■ Stated problem: Could you pull out every row below and copy each line verbatim, with no change to wording, order or punctuation?

■ Task material:
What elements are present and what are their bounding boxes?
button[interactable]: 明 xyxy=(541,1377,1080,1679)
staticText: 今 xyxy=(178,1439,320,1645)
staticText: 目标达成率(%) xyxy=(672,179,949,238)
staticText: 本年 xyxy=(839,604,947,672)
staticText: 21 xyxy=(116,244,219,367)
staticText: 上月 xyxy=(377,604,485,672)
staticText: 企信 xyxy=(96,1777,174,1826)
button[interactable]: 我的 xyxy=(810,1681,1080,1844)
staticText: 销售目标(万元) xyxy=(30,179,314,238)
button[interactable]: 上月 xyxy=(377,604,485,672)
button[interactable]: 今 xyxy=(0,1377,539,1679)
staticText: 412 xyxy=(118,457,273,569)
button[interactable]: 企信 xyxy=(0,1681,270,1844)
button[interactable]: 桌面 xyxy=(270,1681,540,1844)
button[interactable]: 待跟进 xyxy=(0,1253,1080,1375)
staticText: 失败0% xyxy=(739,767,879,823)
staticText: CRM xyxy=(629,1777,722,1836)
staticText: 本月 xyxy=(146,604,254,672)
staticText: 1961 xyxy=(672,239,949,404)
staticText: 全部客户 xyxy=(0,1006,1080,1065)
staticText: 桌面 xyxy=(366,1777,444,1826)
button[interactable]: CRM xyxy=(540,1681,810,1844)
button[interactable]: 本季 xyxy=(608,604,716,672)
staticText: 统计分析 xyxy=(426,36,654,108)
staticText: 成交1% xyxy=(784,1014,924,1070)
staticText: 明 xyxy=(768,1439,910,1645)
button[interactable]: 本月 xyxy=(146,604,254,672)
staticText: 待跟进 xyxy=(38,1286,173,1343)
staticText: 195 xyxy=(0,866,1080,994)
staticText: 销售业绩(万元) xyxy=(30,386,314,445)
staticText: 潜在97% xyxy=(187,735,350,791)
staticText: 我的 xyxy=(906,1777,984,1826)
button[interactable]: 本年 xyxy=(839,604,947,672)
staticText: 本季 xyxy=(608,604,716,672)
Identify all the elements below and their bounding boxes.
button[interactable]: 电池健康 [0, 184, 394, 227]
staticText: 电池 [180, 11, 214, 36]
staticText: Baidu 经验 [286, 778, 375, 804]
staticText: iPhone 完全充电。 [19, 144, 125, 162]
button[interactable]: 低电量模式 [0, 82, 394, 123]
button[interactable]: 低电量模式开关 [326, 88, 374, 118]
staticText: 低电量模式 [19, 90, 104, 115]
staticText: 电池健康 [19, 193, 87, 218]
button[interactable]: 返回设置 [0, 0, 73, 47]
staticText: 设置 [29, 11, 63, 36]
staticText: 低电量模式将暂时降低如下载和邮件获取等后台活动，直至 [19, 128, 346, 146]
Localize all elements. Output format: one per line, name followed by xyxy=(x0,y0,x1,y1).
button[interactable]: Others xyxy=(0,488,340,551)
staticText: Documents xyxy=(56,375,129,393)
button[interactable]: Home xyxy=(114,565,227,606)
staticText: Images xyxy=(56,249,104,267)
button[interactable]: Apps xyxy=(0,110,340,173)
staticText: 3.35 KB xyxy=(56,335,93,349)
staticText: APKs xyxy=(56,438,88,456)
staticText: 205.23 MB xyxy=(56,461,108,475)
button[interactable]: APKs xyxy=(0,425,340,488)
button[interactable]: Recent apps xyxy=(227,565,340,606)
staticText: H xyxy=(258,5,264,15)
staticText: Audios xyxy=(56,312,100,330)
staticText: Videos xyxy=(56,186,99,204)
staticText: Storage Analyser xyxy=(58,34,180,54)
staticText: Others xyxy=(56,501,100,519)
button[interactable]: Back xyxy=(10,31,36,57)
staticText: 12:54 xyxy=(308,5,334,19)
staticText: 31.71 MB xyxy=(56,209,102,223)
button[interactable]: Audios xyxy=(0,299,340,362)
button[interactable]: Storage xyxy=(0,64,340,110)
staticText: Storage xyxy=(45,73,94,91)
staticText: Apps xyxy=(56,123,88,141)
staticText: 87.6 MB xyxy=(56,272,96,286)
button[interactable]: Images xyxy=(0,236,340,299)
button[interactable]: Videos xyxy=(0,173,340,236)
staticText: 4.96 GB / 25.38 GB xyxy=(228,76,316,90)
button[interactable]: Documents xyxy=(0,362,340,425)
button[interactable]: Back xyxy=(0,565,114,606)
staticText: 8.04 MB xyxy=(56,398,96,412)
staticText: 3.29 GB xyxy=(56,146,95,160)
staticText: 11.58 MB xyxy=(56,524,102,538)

■ Solution to this task:
What elements are present and what are their bounding boxes?
button[interactable]: 明 xyxy=(541,1377,1080,1679)
staticText: 今 xyxy=(178,1439,320,1645)
staticText: 目标达成率(%) xyxy=(672,179,949,238)
staticText: 本年 xyxy=(839,604,947,672)
staticText: 21 xyxy=(116,244,219,367)
staticText: 上月 xyxy=(377,604,485,672)
staticText: 企信 xyxy=(96,1777,174,1826)
button[interactable]: 我的 xyxy=(810,1681,1080,1844)
staticText: 销售目标(万元) xyxy=(30,179,314,238)
button[interactable]: 上月 xyxy=(377,604,485,672)
button[interactable]: 今 xyxy=(0,1377,539,1679)
staticText: 412 xyxy=(118,457,273,569)
button[interactable]: 企信 xyxy=(0,1681,270,1844)
button[interactable]: 桌面 xyxy=(270,1681,540,1844)
button[interactable]: 待跟进 xyxy=(0,1253,1080,1375)
staticText: 失败0% xyxy=(739,767,879,823)
staticText: CRM xyxy=(629,1777,722,1836)
staticText: 本月 xyxy=(146,604,254,672)
staticText: 1961 xyxy=(672,239,949,404)
staticText: 全部客户 xyxy=(0,1006,1080,1065)
staticText: 桌面 xyxy=(366,1777,444,1826)
button[interactable]: CRM xyxy=(540,1681,810,1844)
button[interactable]: 本季 xyxy=(608,604,716,672)
staticText: 统计分析 xyxy=(426,36,654,108)
staticText: 成交1% xyxy=(784,1014,924,1070)
staticText: 明 xyxy=(768,1439,910,1645)
button[interactable]: 本月 xyxy=(146,604,254,672)
staticText: 待跟进 xyxy=(38,1286,173,1343)
staticText: 195 xyxy=(0,866,1080,994)
staticText: 销售业绩(万元) xyxy=(30,386,314,445)
staticText: 潜在97% xyxy=(187,735,350,791)
staticText: 我的 xyxy=(906,1777,984,1826)
button[interactable]: 本年 xyxy=(839,604,947,672)
staticText: 本季 xyxy=(608,604,716,672)
Identify all the elements below and their bounding boxes.
button[interactable]: 电池健康 [0, 184, 394, 227]
staticText: 电池 [180, 11, 214, 36]
staticText: Baidu 经验 [286, 778, 375, 804]
staticText: iPhone 完全充电。 [19, 144, 125, 162]
button[interactable]: 低电量模式 [0, 82, 394, 123]
button[interactable]: 低电量模式开关 [326, 88, 374, 118]
staticText: 低电量模式 [19, 90, 104, 115]
staticText: 电池健康 [19, 193, 87, 218]
button[interactable]: 返回设置 [0, 0, 73, 47]
staticText: 设置 [29, 11, 63, 36]
staticText: 低电量模式将暂时降低如下载和邮件获取等后台活动，直至 [19, 128, 346, 146]
Localize all elements. Output format: one per line, name followed by xyxy=(x0,y0,x1,y1).
button[interactable]: Others xyxy=(0,488,340,551)
staticText: Documents xyxy=(56,375,129,393)
button[interactable]: Home xyxy=(114,565,227,606)
staticText: Images xyxy=(56,249,104,267)
button[interactable]: Apps xyxy=(0,110,340,173)
staticText: 3.35 KB xyxy=(56,335,93,349)
staticText: APKs xyxy=(56,438,88,456)
staticText: 205.23 MB xyxy=(56,461,108,475)
button[interactable]: APKs xyxy=(0,425,340,488)
button[interactable]: Recent apps xyxy=(227,565,340,606)
staticText: H xyxy=(258,5,264,15)
staticText: Audios xyxy=(56,312,100,330)
staticText: Videos xyxy=(56,186,99,204)
staticText: Storage Analyser xyxy=(58,34,180,54)
staticText: Others xyxy=(56,501,100,519)
button[interactable]: Back xyxy=(10,31,36,57)
staticText: 12:54 xyxy=(308,5,334,19)
staticText: 31.71 MB xyxy=(56,209,102,223)
button[interactable]: Audios xyxy=(0,299,340,362)
button[interactable]: Storage xyxy=(0,64,340,110)
staticText: Storage xyxy=(45,73,94,91)
staticText: Apps xyxy=(56,123,88,141)
staticText: 87.6 MB xyxy=(56,272,96,286)
button[interactable]: Images xyxy=(0,236,340,299)
button[interactable]: Videos xyxy=(0,173,340,236)
staticText: 4.96 GB / 25.38 GB xyxy=(228,76,316,90)
button[interactable]: Documents xyxy=(0,362,340,425)
button[interactable]: Back xyxy=(0,565,114,606)
staticText: 8.04 MB xyxy=(56,398,96,412)
staticText: 3.29 GB xyxy=(56,146,95,160)
staticText: 11.58 MB xyxy=(56,524,102,538)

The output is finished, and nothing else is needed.